[Start SUPPLIED RECORDS]

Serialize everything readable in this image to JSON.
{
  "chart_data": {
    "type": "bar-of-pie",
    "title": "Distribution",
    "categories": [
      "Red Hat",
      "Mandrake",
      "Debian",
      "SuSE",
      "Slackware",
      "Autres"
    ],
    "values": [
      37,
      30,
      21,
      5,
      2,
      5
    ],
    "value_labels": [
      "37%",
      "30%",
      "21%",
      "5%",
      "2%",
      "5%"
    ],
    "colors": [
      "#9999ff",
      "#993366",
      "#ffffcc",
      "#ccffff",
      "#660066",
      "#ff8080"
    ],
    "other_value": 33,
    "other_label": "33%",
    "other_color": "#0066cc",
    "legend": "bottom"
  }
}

[End SUPPLIED RECORDS]

Extract all of the data shown above and repeat it verbatim.

• **PROBLEM SOLUTION**
Serialize everything readable in this image to JSON.
{
  "chart_data": {
    "type": "bar-of-pie",
    "title": "Distribution",
    "categories": [
      "Red Hat",
      "Mandrake",
      "Debian",
      "SuSE",
      "Slackware",
      "Autres"
    ],
    "values": [
      37,
      30,
      21,
      5,
      2,
      5
    ],
    "value_labels": [
      "37%",
      "30%",
      "21%",
      "5%",
      "2%",
      "5%"
    ],
    "colors": [
      "#9999ff",
      "#993366",
      "#ffffcc",
      "#ccffff",
      "#660066",
      "#ff8080"
    ],
    "other_value": 33,
    "other_label": "33%",
    "other_color": "#0066cc",
    "legend": "bottom"
  }
}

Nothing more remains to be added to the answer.